The corticosteroid may be selected from the group consisting of
amcinonide, betamethasone, budenoside, clobetasol, clobetasone,
cortisone, desonide, desoxycortisone, desoximethasone,
dexamethasone, diflucortolon, diflorasone, flucortisone,
flumethasone, flunisolide, fluocinonide, fluocinolon,
fluorometholone, fluprednisolone, flurandrenolide, fluticasone,
halcinonide, halobetasol, hydrocortisone, meprednisone,
methylprednisone, mometasone, paramethasone, prednicarbate,
prednisone, prednisolone and triamcinolone or a pharmaceutically
acceptable ester or acetonide thereof. The corticosteroid may
preferably be selected from betamethasone, budenoside, clobetasol,
clobetasone, desoximethasone, diflucortolon, diflorasone,
fluocinonide, fluocinolon, halcinonide, halobetasol,
hydrocortisone, mometasone and triamcinolone or a pharmaceutically
acceptable ester thereof. The corticosteroid ester may for instance
be betamethasone acetate, betamethasone dipropionate, betamethasone
valerate, elobetasol propionate, dexamethasone acetate,
flumethasone pivalate, fluticasone propionate, hydrocortisone
acetate, hydrocortisone butyrate or mometasone furoate. The
acetonide may be selected from fluocinolone acetonide or
triamcinolone acetonide. The corticosteroid is preferably
betamethasone dipropionate or betamethasone valerate.
[0236] Pain conditions (treatment with analgesics such as
NSAIDs--ibuprofen, ketoprofen, diclofenc etc.).
[0237] Fungal diseases (treatment with metronidazole, ketoconazole
etc.).
[0238] Viral diseases such as herpes simplex (treatment with
acyclovir).
[0239] Various dysplasia conditions (treatment with 5-fluoruracil,
diclofenac, retinoids, ingenol mebutate).
[0240] In the following is given a more specific description of the
clinical applications for treatment of oral diseases.
[0241] Use as Simple Wound Dressings (with or without Incorporated
Drugs)
[0242] (a) Oral Ulceration
[0243] The oral mucosa is frequently traumatised during mastication
and as the result of normal, chemical and physical injury. This
usually leads to ulceration of the oral mucosa. The ulcerated area
is painful, very sensitive to touch, hot foods and drinks, alcohol
and strong or spicy flavours. This can be very uncomfortable and
make eating, drinking and speech difficult. In addition, around 25%
of the population experience recurrent episodes of oral ulceration
(known as aphthous ulceration) at some point during their lives.

** Study questions **
1. Answer these from the excerpt on corticosteroids and oral ulceration:
(a) Which corticosteroid is named as preferred?
(b) Which treatment is given for herpes simplex?
(c) What share of the population experiences recurrent oral ulceration at some point in life?
2. Pick up the excerpt on corticosteroids and oral ulceration after its final sentence and continue it.

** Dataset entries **
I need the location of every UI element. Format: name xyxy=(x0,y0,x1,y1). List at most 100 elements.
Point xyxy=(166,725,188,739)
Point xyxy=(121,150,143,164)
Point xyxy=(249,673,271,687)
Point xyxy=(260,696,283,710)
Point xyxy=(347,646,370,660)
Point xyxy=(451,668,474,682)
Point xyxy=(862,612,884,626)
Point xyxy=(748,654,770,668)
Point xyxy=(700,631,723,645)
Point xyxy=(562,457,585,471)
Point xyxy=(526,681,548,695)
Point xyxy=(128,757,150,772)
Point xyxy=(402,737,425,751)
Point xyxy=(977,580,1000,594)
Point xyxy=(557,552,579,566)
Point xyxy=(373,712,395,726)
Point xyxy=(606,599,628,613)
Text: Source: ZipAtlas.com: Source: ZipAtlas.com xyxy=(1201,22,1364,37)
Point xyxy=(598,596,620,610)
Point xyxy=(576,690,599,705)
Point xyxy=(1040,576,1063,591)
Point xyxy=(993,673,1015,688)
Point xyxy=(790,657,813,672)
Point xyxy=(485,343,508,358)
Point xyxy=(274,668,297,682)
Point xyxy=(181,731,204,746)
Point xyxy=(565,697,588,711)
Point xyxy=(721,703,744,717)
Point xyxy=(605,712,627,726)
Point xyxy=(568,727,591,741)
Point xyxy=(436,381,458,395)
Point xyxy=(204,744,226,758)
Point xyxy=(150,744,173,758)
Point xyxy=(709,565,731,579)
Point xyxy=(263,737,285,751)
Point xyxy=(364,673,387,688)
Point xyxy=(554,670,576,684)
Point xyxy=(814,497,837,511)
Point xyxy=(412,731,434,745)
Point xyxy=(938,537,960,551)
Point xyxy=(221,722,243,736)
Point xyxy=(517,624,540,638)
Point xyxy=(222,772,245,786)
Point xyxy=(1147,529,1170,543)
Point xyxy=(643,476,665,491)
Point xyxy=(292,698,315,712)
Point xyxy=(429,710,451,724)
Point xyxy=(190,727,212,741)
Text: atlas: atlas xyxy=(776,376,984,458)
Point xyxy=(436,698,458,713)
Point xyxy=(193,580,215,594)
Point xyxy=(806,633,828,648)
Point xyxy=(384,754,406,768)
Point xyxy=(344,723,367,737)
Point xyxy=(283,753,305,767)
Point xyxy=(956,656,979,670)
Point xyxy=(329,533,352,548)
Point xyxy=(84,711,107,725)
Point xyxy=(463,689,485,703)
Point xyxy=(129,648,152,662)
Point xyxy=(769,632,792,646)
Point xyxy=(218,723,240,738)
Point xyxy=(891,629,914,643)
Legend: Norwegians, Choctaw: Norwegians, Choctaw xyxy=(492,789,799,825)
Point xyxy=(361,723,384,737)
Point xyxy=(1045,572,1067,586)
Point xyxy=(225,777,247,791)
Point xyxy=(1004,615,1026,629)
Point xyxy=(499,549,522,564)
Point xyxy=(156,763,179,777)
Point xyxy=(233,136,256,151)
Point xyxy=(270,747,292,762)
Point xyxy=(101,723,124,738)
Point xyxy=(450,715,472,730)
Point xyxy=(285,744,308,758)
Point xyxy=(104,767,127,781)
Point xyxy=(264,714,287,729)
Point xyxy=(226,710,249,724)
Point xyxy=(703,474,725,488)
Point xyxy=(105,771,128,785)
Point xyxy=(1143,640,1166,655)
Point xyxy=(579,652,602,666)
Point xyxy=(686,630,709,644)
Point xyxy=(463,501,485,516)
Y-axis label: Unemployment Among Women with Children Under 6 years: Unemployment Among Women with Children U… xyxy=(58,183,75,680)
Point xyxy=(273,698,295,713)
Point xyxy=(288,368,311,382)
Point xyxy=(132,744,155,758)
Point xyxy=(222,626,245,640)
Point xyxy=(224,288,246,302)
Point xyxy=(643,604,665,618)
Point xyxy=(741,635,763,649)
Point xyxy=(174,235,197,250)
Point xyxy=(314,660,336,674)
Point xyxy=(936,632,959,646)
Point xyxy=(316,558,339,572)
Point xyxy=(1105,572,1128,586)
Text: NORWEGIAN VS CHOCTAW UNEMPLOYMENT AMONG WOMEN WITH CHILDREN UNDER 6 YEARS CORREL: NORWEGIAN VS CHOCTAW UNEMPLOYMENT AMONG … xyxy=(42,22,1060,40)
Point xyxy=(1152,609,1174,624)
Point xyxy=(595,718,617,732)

** Answers by item number **
1.
(a) Betamethasone dipropionate or betamethasone valerate.
(b) Acyclovir.
(c) Around 25%.

2.
They experience one or several mouth ulcers at a time that develop
spontaneously, last a few days to a few weeks and then heal by
themselves. These crops of ulcers recur frequently.
[0244] As with a wound to the skin, there is a natural instinct to
cover such wounds in the mouth. Unfortunately, the equivalent of a
Band-Aid does not yet exist for the mouth. Thin and flexible
electrospun compositions that adhere to the oral mucosa and provide
a degree of protection to the wound from the spicy foods, strong
flavours etc that pass through the mouth as well as providing a
degree of protection from bacterial contamination and physical
trauma would speed wound healing and provide relief from the
discomfort associated with oral ulcers. Ideally, these compositions
should resorb slowly over a few days so that removal is not
necessary. Healing of protected wounds in the mouth is generally
very fast.
[0245] In some cases it is relevant to use electrospun fibres
without any content of drug substance and, thus, the present
invention also relates to such electrospun fibres (as described in
detail herein, but without any content of drug substance), to
compositions comprising the electrospun fibres and to the use of
the fibres and compositions in medicine, i.e. not only to the
above-mentioned appliance.
[0246] (b) Wound Dressing Following Surgery
[0247] Surgical procedures in the mouth, particularly extractions,
are more common than any other form of surgical procedure.
Currently, following a simple tooth extraction, the open socket is
left unprotected to form a blood clot and heal by itself.
Fortunately, healing in the mouth is very effective. None-the-less,
post extraction haemorrhage is common--often due the blood clot
being dislodged, infection of the tooth socket--leading to delay in
wound healing or the very painful condition of `dry socket`, is
also common. Patients also dislike the sensation of an open socket
in the mouth and the associated taste of blood. Covering the
extraction socket with an adhesive electrospun composition eg in
the form of a dressing, would help to keep the forming blood clot
in place and so reduce post-extraction haemorrhage and improve
wound healing. It would also reduce infection and the entry of food
debris into the socket again facilitating wound healing and
reducing wound infection. As well as physically covering the open
socket providing comfort and reassurance to the patient. Such
compositions would require good adhesion, need to have good
strength, low permeability and ideally to stay in place for the
first 24 hours while the blood clot stabilises.
[0248] As well as extractions many other surgical procedures are
performed in the mouth, including, biopsies, gingival surgery,
surgical extractions, implant surgery, orthodontic surgery etc. All
leave open wounds or areas of suturing where suitable wound
dressings would help reduce wound infection and secondary
haemorrhage as well as providing physical protection and comfort
for the patient.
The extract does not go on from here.